#### RECORDS PROVIDED
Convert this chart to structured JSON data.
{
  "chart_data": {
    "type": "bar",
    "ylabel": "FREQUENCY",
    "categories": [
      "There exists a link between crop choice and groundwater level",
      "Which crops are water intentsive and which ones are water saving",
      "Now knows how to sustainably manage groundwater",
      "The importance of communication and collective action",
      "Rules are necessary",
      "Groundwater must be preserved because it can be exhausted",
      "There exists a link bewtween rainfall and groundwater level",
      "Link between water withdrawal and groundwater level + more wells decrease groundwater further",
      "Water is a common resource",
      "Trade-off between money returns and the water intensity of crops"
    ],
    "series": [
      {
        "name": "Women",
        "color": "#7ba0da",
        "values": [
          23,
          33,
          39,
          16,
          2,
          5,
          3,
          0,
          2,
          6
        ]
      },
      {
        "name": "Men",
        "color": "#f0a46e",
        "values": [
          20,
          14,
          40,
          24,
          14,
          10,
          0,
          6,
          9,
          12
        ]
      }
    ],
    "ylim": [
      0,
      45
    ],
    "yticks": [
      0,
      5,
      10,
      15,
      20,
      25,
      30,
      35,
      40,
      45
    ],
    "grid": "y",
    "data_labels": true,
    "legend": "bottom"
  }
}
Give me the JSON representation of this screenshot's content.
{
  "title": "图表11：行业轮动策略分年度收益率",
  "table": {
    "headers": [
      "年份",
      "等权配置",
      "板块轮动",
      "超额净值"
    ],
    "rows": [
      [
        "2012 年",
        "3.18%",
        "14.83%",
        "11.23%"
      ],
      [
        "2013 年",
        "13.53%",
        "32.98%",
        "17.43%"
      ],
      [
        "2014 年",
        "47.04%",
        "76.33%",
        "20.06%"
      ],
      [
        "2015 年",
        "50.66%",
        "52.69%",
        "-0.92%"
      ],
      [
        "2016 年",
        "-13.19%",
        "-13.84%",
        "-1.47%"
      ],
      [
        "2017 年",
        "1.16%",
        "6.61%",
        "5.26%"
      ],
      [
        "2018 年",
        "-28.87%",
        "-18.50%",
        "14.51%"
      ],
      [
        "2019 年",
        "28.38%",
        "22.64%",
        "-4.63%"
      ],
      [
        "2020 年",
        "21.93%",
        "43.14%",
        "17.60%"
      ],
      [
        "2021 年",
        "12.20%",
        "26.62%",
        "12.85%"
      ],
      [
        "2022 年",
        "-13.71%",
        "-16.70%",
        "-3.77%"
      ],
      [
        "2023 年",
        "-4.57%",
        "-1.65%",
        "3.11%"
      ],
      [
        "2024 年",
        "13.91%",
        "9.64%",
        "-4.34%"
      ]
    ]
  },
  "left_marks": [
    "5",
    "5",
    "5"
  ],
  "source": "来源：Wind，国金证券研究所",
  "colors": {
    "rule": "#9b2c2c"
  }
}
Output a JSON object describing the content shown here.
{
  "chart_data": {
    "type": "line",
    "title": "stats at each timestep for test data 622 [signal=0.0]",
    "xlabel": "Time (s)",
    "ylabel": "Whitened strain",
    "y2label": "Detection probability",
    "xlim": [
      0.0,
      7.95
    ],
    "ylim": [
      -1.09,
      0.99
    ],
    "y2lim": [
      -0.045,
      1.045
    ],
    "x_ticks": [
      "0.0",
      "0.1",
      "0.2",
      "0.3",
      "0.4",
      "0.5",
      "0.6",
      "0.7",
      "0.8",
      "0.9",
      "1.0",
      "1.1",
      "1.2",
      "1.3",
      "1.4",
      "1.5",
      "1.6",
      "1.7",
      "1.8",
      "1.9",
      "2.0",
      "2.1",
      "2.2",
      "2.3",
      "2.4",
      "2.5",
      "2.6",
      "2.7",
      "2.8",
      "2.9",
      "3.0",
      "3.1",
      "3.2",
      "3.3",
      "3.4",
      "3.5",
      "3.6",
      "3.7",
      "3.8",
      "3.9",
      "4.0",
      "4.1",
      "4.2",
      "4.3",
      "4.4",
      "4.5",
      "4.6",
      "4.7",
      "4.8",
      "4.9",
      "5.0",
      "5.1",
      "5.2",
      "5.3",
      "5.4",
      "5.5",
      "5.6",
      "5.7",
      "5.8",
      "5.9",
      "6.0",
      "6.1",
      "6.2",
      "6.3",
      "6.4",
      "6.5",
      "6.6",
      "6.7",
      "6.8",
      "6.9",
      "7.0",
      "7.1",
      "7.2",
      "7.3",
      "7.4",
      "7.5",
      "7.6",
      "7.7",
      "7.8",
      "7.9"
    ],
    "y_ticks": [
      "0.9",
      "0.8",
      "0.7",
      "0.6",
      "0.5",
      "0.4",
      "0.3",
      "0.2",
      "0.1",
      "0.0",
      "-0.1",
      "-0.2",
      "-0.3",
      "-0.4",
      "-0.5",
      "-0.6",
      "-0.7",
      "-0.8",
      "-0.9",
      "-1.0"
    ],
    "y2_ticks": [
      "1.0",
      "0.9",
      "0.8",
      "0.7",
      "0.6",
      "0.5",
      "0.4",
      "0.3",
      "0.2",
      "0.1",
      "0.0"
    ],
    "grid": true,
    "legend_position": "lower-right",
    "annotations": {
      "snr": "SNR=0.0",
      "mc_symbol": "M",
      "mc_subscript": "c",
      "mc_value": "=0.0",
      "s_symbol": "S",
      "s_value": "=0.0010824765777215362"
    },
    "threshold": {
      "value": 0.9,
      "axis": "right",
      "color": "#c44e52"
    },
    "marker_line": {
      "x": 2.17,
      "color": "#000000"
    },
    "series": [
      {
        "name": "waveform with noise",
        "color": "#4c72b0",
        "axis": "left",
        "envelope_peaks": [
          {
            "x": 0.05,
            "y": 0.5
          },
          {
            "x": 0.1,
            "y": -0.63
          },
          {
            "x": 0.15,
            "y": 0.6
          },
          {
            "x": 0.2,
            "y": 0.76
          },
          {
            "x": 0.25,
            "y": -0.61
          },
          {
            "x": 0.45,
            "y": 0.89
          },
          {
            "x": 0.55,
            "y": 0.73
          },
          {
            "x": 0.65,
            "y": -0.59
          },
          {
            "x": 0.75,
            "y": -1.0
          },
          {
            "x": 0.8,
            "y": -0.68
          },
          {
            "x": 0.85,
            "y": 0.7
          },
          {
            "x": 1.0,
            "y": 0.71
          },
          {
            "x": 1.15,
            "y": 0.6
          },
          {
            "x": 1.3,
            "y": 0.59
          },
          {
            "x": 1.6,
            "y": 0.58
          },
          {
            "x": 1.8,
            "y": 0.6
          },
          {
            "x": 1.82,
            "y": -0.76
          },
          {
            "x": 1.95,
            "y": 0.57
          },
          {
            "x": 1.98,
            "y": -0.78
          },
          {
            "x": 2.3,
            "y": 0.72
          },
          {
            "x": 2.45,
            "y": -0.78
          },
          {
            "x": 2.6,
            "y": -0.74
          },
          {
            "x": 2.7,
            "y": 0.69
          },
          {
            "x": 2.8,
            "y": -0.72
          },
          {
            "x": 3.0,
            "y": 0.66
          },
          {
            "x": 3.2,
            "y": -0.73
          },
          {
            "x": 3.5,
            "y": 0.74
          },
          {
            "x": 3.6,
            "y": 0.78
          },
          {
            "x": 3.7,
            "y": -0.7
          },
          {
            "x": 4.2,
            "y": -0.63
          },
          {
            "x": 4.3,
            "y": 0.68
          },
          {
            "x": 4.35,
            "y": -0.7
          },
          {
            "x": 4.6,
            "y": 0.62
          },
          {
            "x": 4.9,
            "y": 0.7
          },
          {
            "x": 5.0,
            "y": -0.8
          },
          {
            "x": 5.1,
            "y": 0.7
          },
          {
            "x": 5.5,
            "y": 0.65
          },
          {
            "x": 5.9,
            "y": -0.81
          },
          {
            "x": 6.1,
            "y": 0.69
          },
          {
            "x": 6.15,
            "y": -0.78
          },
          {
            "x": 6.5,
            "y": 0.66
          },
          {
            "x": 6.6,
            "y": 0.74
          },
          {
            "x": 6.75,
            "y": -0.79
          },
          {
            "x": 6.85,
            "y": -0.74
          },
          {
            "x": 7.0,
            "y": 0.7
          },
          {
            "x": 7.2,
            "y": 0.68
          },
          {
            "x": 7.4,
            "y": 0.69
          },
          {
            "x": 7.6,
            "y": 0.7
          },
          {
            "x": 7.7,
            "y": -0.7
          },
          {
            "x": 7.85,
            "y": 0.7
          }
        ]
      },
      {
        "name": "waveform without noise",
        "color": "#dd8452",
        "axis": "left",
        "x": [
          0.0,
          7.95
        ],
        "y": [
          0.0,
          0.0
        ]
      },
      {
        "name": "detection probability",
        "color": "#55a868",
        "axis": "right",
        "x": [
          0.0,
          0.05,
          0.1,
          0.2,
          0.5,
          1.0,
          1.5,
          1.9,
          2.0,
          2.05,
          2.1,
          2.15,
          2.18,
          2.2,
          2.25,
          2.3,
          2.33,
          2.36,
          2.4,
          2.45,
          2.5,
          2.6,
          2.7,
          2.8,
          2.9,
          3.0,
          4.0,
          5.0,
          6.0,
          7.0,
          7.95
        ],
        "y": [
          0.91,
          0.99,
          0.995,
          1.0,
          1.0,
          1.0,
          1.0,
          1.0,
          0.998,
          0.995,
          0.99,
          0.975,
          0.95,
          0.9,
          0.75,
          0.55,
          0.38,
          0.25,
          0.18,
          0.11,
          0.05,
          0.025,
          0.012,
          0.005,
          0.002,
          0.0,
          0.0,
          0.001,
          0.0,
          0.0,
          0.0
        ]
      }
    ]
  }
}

#### REQUIREMENT
Identify and copy all lines with the word "this".

#### TASK SOLUTION
Convert this chart to structured JSON data.
Give me the JSON representation of this screenshot's content.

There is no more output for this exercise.